▶ _The exercise_:
Restate the full set of records exactly, without adding or dropping a word.

▶ _Dataset excerpts_:
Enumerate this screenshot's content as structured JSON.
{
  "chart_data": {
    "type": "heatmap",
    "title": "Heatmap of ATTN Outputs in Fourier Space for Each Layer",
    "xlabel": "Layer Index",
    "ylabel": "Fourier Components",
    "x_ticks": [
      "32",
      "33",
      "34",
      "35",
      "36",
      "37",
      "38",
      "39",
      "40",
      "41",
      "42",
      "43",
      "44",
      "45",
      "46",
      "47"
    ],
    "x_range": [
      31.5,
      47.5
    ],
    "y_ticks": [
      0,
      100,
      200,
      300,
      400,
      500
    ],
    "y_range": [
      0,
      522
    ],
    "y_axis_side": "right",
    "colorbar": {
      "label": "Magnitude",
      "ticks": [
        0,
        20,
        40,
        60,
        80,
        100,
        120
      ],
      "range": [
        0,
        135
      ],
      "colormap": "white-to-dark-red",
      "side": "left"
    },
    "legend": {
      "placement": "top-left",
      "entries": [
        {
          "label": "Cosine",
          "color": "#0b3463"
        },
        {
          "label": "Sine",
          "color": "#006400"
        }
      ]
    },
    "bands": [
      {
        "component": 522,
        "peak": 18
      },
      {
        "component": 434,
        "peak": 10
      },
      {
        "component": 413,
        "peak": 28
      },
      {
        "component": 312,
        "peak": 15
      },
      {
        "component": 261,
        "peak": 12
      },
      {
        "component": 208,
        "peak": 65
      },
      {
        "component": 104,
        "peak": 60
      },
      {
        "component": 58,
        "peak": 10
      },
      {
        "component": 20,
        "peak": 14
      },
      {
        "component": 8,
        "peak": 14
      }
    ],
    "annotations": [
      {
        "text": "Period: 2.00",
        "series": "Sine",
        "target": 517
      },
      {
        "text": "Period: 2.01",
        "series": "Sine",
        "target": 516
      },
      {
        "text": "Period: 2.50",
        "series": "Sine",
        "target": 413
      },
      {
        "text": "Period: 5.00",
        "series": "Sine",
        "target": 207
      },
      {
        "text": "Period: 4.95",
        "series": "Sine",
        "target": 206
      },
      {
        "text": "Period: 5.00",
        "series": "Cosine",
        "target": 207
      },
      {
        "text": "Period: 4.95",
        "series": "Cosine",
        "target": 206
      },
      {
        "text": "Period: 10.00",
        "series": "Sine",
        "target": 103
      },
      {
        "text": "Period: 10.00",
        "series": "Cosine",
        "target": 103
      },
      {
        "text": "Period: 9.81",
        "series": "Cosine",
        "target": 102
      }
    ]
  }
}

▶ _Task output_:
Enumerate this screenshot's content as structured JSON.
{
  "chart_data": {
    "type": "heatmap",
    "title": "Heatmap of ATTN Outputs in Fourier Space for Each Layer",
    "xlabel": "Layer Index",
    "ylabel": "Fourier Components",
    "x_ticks": [
      "32",
      "33",
      "34",
      "35",
      "36",
      "37",
      "38",
      "39",
      "40",
      "41",
      "42",
      "43",
      "44",
      "45",
      "46",
      "47"
    ],
    "x_range": [
      31.5,
      47.5
    ],
    "y_ticks": [
      0,
      100,
      200,
      300,
      400,
      500
    ],
    "y_range": [
      0,
      522
    ],
    "y_axis_side": "right",
    "colorbar": {
      "label": "Magnitude",
      "ticks": [
        0,
        20,
        40,
        60,
        80,
        100,
        120
      ],
      "range": [
        0,
        135
      ],
      "colormap": "white-to-dark-red",
      "side": "left"
    },
    "legend": {
      "placement": "top-left",
      "entries": [
        {
          "label": "Cosine",
          "color": "#0b3463"
        },
        {
          "label": "Sine",
          "color": "#006400"
        }
      ]
    },
    "bands": [
      {
        "component": 522,
        "peak": 18
      },
      {
        "component": 434,
        "peak": 10
      },
      {
        "component": 413,
        "peak": 28
      },
      {
        "component": 312,
        "peak": 15
      },
      {
        "component": 261,
        "peak": 12
      },
      {
        "component": 208,
        "peak": 65
      },
      {
        "component": 104,
        "peak": 60
      },
      {
        "component": 58,
        "peak": 10
      },
      {
        "component": 20,
        "peak": 14
      },
      {
        "component": 8,
        "peak": 14
      }
    ],
    "annotations": [
      {
        "text": "Period: 2.00",
        "series": "Sine",
        "target": 517
      },
      {
        "text": "Period: 2.01",
        "series": "Sine",
        "target": 516
      },
      {
        "text": "Period: 2.50",
        "series": "Sine",
        "target": 413
      },
      {
        "text": "Period: 5.00",
        "series": "Sine",
        "target": 207
      },
      {
        "text": "Period: 4.95",
        "series": "Sine",
        "target": 206
      },
      {
        "text": "Period: 5.00",
        "series": "Cosine",
        "target": 207
      },
      {
        "text": "Period: 4.95",
        "series": "Cosine",
        "target": 206
      },
      {
        "text": "Period: 10.00",
        "series": "Sine",
        "target": 103
      },
      {
        "text": "Period: 10.00",
        "series": "Cosine",
        "target": 103
      },
      {
        "text": "Period: 9.81",
        "series": "Cosine",
        "target": 102
      }
    ]
  }
}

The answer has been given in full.